REQUIRED WORK:
Repeat the material exactly, leaving nothing out.

[Dataset items]
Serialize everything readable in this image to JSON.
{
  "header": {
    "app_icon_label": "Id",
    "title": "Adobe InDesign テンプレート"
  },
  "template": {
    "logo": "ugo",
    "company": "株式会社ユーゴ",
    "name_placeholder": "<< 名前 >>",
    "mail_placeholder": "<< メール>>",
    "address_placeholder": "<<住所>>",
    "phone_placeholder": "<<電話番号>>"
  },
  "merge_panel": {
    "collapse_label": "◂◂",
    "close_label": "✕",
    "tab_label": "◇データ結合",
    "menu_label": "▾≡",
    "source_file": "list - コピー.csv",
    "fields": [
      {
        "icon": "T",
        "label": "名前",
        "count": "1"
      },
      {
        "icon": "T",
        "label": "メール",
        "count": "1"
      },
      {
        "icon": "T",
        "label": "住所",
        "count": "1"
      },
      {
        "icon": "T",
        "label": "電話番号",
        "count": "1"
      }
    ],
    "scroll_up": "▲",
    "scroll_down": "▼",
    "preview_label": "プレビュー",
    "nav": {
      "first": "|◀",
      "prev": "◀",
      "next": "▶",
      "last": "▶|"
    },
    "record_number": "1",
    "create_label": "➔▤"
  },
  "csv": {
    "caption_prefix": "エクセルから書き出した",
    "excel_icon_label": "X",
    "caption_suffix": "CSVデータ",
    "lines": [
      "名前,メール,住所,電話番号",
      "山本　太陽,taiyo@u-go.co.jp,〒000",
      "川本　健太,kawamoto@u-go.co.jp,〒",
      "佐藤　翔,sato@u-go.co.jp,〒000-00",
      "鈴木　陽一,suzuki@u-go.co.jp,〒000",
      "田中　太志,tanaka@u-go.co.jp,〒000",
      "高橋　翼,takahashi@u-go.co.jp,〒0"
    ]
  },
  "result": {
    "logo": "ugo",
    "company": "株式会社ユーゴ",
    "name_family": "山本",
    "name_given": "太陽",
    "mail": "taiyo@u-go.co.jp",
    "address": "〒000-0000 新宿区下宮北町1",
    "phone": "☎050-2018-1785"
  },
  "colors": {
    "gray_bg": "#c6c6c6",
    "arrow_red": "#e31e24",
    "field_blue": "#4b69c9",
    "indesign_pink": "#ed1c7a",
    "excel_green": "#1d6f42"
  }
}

REPLY:
Serialize everything readable in this image to JSON.
{
  "header": {
    "app_icon_label": "Id",
    "title": "Adobe InDesign テンプレート"
  },
  "template": {
    "logo": "ugo",
    "company": "株式会社ユーゴ",
    "name_placeholder": "<< 名前 >>",
    "mail_placeholder": "<< メール>>",
    "address_placeholder": "<<住所>>",
    "phone_placeholder": "<<電話番号>>"
  },
  "merge_panel": {
    "collapse_label": "◂◂",
    "close_label": "✕",
    "tab_label": "◇データ結合",
    "menu_label": "▾≡",
    "source_file": "list - コピー.csv",
    "fields": [
      {
        "icon": "T",
        "label": "名前",
        "count": "1"
      },
      {
        "icon": "T",
        "label": "メール",
        "count": "1"
      },
      {
        "icon": "T",
        "label": "住所",
        "count": "1"
      },
      {
        "icon": "T",
        "label": "電話番号",
        "count": "1"
      }
    ],
    "scroll_up": "▲",
    "scroll_down": "▼",
    "preview_label": "プレビュー",
    "nav": {
      "first": "|◀",
      "prev": "◀",
      "next": "▶",
      "last": "▶|"
    },
    "record_number": "1",
    "create_label": "➔▤"
  },
  "csv": {
    "caption_prefix": "エクセルから書き出した",
    "excel_icon_label": "X",
    "caption_suffix": "CSVデータ",
    "lines": [
      "名前,メール,住所,電話番号",
      "山本　太陽,taiyo@u-go.co.jp,〒000",
      "川本　健太,kawamoto@u-go.co.jp,〒",
      "佐藤　翔,sato@u-go.co.jp,〒000-00",
      "鈴木　陽一,suzuki@u-go.co.jp,〒000",
      "田中　太志,tanaka@u-go.co.jp,〒000",
      "高橋　翼,takahashi@u-go.co.jp,〒0"
    ]
  },
  "result": {
    "logo": "ugo",
    "company": "株式会社ユーゴ",
    "name_family": "山本",
    "name_given": "太陽",
    "mail": "taiyo@u-go.co.jp",
    "address": "〒000-0000 新宿区下宮北町1",
    "phone": "☎050-2018-1785"
  },
  "colors": {
    "gray_bg": "#c6c6c6",
    "arrow_red": "#e31e24",
    "field_blue": "#4b69c9",
    "indesign_pink": "#ed1c7a",
    "excel_green": "#1d6f42"
  }
}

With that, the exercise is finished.